→ **SET EXERCISE**
Transcribe the records below exactly, leaving out any pictures.

-- Start INPUT RECORDS --

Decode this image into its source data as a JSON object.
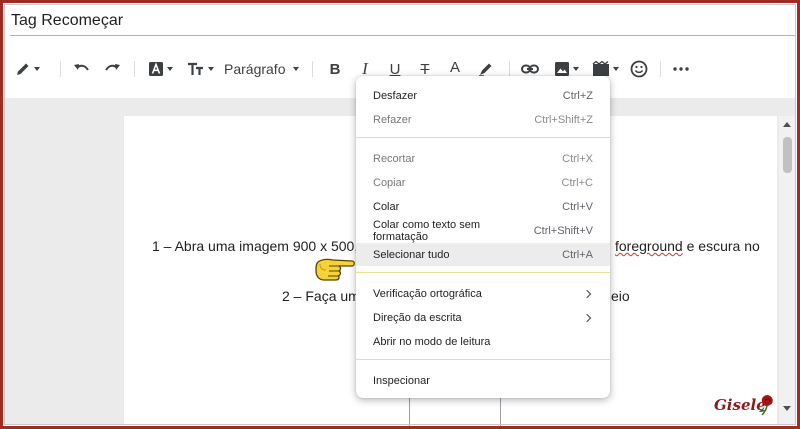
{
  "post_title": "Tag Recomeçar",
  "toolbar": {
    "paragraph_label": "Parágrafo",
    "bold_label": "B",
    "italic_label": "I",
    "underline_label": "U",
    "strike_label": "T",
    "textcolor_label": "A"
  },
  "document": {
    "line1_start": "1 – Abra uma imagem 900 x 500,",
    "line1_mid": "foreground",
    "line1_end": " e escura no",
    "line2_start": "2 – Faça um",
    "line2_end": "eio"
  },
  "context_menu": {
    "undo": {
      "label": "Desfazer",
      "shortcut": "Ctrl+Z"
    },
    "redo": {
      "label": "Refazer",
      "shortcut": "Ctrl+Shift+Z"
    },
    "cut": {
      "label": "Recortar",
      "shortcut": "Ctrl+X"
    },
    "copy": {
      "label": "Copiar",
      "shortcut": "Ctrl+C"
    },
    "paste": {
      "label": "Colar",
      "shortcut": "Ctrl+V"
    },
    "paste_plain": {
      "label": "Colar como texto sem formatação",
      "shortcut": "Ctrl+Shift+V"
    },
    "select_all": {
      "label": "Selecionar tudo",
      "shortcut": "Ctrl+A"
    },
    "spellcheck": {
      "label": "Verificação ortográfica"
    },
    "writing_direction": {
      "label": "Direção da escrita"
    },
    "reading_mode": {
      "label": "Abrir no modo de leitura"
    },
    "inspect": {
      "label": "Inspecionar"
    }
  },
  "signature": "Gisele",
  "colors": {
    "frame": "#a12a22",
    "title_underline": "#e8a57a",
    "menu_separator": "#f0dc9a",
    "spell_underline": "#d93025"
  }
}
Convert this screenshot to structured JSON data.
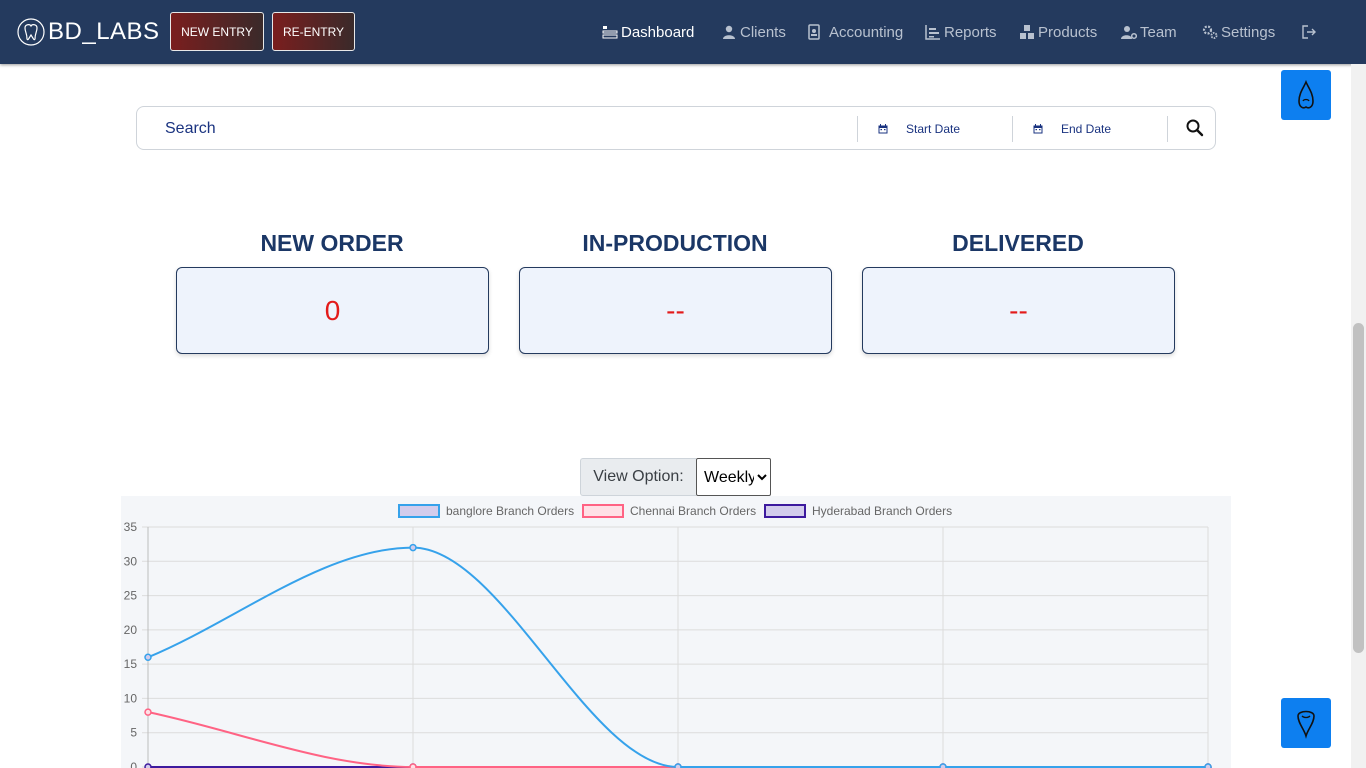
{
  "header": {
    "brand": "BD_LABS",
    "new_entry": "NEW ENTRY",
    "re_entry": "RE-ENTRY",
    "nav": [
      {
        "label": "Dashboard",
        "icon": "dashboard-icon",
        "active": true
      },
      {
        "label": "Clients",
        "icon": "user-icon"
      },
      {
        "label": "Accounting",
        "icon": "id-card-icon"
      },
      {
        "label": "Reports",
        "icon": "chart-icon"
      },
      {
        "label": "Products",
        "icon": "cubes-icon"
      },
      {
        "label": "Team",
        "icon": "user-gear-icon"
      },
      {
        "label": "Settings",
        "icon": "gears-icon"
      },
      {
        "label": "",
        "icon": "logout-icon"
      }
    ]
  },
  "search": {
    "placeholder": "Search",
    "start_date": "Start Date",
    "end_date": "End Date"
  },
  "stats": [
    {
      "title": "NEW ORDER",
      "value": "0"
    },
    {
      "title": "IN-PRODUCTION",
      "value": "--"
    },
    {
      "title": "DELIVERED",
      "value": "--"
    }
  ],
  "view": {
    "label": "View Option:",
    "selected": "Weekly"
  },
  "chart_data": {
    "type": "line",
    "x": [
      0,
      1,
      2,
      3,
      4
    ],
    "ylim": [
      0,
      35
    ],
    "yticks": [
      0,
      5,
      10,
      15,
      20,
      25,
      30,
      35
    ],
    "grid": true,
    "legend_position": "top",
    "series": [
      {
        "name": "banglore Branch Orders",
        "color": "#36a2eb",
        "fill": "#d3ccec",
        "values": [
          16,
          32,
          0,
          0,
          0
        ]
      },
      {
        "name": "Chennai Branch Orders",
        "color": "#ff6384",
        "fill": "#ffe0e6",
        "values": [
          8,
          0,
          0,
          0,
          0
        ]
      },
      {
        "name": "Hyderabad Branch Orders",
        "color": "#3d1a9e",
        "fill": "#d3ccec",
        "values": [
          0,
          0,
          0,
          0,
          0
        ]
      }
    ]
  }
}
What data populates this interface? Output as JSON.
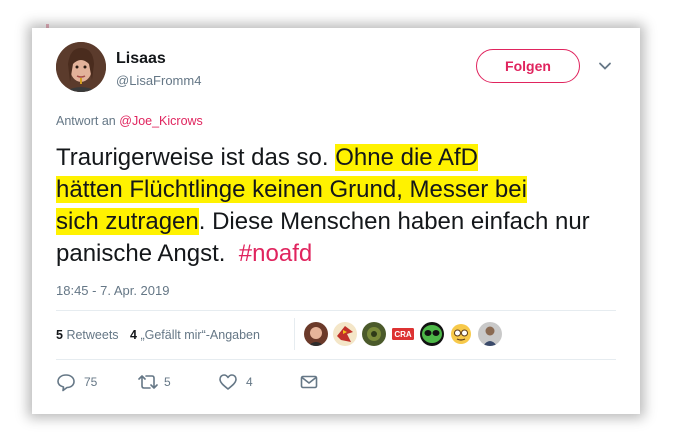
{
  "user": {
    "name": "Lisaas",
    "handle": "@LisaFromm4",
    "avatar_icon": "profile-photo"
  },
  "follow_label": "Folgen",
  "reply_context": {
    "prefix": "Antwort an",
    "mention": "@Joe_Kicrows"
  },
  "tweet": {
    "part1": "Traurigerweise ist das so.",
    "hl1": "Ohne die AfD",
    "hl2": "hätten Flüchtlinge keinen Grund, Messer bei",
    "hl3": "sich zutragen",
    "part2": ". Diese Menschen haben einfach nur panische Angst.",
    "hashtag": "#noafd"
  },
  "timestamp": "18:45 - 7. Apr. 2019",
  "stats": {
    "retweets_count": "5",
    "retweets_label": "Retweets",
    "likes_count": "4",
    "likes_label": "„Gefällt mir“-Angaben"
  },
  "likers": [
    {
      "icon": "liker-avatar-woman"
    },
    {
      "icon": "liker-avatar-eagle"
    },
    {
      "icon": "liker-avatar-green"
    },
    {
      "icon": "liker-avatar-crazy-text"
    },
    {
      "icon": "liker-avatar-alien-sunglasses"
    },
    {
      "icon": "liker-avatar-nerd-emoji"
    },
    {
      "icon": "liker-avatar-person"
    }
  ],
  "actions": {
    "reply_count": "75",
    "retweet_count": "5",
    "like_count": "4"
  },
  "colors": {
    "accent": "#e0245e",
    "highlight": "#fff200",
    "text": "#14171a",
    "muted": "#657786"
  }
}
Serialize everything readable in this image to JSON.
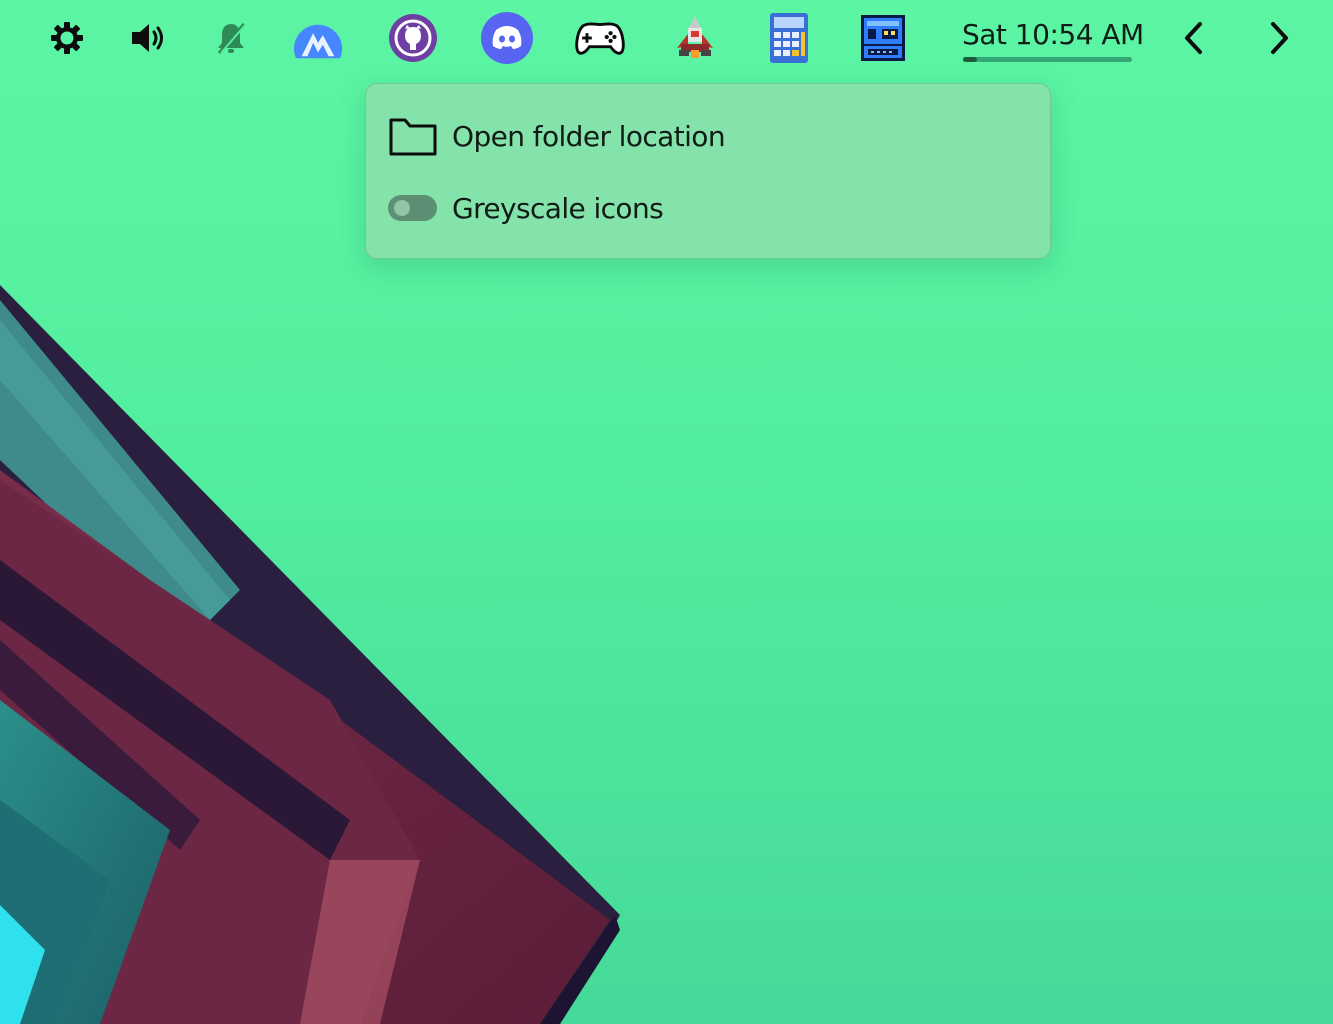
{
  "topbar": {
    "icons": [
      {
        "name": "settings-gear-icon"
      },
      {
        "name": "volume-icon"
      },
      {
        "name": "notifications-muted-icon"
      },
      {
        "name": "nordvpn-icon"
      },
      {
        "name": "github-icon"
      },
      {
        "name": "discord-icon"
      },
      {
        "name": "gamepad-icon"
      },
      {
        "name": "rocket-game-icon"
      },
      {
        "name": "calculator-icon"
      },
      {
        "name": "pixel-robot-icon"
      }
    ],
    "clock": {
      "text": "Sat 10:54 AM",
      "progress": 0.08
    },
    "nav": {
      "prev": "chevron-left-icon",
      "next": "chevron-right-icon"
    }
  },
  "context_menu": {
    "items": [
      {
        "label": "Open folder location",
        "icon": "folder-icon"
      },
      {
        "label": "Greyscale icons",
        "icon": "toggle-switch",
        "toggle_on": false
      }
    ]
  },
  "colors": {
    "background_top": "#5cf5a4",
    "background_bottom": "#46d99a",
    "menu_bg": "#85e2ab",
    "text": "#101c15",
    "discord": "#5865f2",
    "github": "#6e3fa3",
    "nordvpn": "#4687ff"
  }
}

-- End INPUT RECORDS --

→ **RESULT OF THE TASK**
Decode this image into its source data as a JSON object.
{
  "post_title": "Tag Recomeçar",
  "toolbar": {
    "paragraph_label": "Parágrafo",
    "bold_label": "B",
    "italic_label": "I",
    "underline_label": "U",
    "strike_label": "T",
    "textcolor_label": "A"
  },
  "document": {
    "line1_start": "1 – Abra uma imagem 900 x 500,",
    "line1_mid": "foreground",
    "line1_end": " e escura no",
    "line2_start": "2 – Faça um",
    "line2_end": "eio"
  },
  "context_menu": {
    "undo": {
      "label": "Desfazer",
      "shortcut": "Ctrl+Z"
    },
    "redo": {
      "label": "Refazer",
      "shortcut": "Ctrl+Shift+Z"
    },
    "cut": {
      "label": "Recortar",
      "shortcut": "Ctrl+X"
    },
    "copy": {
      "label": "Copiar",
      "shortcut": "Ctrl+C"
    },
    "paste": {
      "label": "Colar",
      "shortcut": "Ctrl+V"
    },
    "paste_plain": {
      "label": "Colar como texto sem formatação",
      "shortcut": "Ctrl+Shift+V"
    },
    "select_all": {
      "label": "Selecionar tudo",
      "shortcut": "Ctrl+A"
    },
    "spellcheck": {
      "label": "Verificação ortográfica"
    },
    "writing_direction": {
      "label": "Direção da escrita"
    },
    "reading_mode": {
      "label": "Abrir no modo de leitura"
    },
    "inspect": {
      "label": "Inspecionar"
    }
  },
  "signature": "Gisele",
  "colors": {
    "frame": "#a12a22",
    "title_underline": "#e8a57a",
    "menu_separator": "#f0dc9a",
    "spell_underline": "#d93025"
  }
}
Convert this screenshot to structured JSON data.
{
  "header": {
    "brand": "BD_LABS",
    "new_entry": "NEW ENTRY",
    "re_entry": "RE-ENTRY",
    "nav": [
      {
        "label": "Dashboard",
        "icon": "dashboard-icon",
        "active": true
      },
      {
        "label": "Clients",
        "icon": "user-icon"
      },
      {
        "label": "Accounting",
        "icon": "id-card-icon"
      },
      {
        "label": "Reports",
        "icon": "chart-icon"
      },
      {
        "label": "Products",
        "icon": "cubes-icon"
      },
      {
        "label": "Team",
        "icon": "user-gear-icon"
      },
      {
        "label": "Settings",
        "icon": "gears-icon"
      },
      {
        "label": "",
        "icon": "logout-icon"
      }
    ]
  },
  "search": {
    "placeholder": "Search",
    "start_date": "Start Date",
    "end_date": "End Date"
  },
  "stats": [
    {
      "title": "NEW ORDER",
      "value": "0"
    },
    {
      "title": "IN-PRODUCTION",
      "value": "--"
    },
    {
      "title": "DELIVERED",
      "value": "--"
    }
  ],
  "view": {
    "label": "View Option:",
    "selected": "Weekly"
  },
  "chart_data": {
    "type": "line",
    "x": [
      0,
      1,
      2,
      3,
      4
    ],
    "ylim": [
      0,
      35
    ],
    "yticks": [
      0,
      5,
      10,
      15,
      20,
      25,
      30,
      35
    ],
    "grid": true,
    "legend_position": "top",
    "series": [
      {
        "name": "banglore Branch Orders",
        "color": "#36a2eb",
        "fill": "#d3ccec",
        "values": [
          16,
          32,
          0,
          0,
          0
        ]
      },
      {
        "name": "Chennai Branch Orders",
        "color": "#ff6384",
        "fill": "#ffe0e6",
        "values": [
          8,
          0,
          0,
          0,
          0
        ]
      },
      {
        "name": "Hyderabad Branch Orders",
        "color": "#3d1a9e",
        "fill": "#d3ccec",
        "values": [
          0,
          0,
          0,
          0,
          0
        ]
      }
    ]
  }
}
What data populates this interface? Output as JSON.
{
  "user": {
    "name": "Lisaas",
    "handle": "@LisaFromm4",
    "avatar_icon": "profile-photo"
  },
  "follow_label": "Folgen",
  "reply_context": {
    "prefix": "Antwort an",
    "mention": "@Joe_Kicrows"
  },
  "tweet": {
    "part1": "Traurigerweise ist das so.",
    "hl1": "Ohne die AfD",
    "hl2": "hätten Flüchtlinge keinen Grund, Messer bei",
    "hl3": "sich zutragen",
    "part2": ". Diese Menschen haben einfach nur panische Angst.",
    "hashtag": "#noafd"
  },
  "timestamp": "18:45 - 7. Apr. 2019",
  "stats": {
    "retweets_count": "5",
    "retweets_label": "Retweets",
    "likes_count": "4",
    "likes_label": "„Gefällt mir“-Angaben"
  },
  "likers": [
    {
      "icon": "liker-avatar-woman"
    },
    {
      "icon": "liker-avatar-eagle"
    },
    {
      "icon": "liker-avatar-green"
    },
    {
      "icon": "liker-avatar-crazy-text"
    },
    {
      "icon": "liker-avatar-alien-sunglasses"
    },
    {
      "icon": "liker-avatar-nerd-emoji"
    },
    {
      "icon": "liker-avatar-person"
    }
  ],
  "actions": {
    "reply_count": "75",
    "retweet_count": "5",
    "like_count": "4"
  },
  "colors": {
    "accent": "#e0245e",
    "highlight": "#fff200",
    "text": "#14171a",
    "muted": "#657786"
  }
}
Serialize everything readable in this image to JSON.
{
  "topbar": {
    "icons": [
      {
        "name": "settings-gear-icon"
      },
      {
        "name": "volume-icon"
      },
      {
        "name": "notifications-muted-icon"
      },
      {
        "name": "nordvpn-icon"
      },
      {
        "name": "github-icon"
      },
      {
        "name": "discord-icon"
      },
      {
        "name": "gamepad-icon"
      },
      {
        "name": "rocket-game-icon"
      },
      {
        "name": "calculator-icon"
      },
      {
        "name": "pixel-robot-icon"
      }
    ],
    "clock": {
      "text": "Sat 10:54 AM",
      "progress": 0.08
    },
    "nav": {
      "prev": "chevron-left-icon",
      "next": "chevron-right-icon"
    }
  },
  "context_menu": {
    "items": [
      {
        "label": "Open folder location",
        "icon": "folder-icon"
      },
      {
        "label": "Greyscale icons",
        "icon": "toggle-switch",
        "toggle_on": false
      }
    ]
  },
  "colors": {
    "background_top": "#5cf5a4",
    "background_bottom": "#46d99a",
    "menu_bg": "#85e2ab",
    "text": "#101c15",
    "discord": "#5865f2",
    "github": "#6e3fa3",
    "nordvpn": "#4687ff"
  }
}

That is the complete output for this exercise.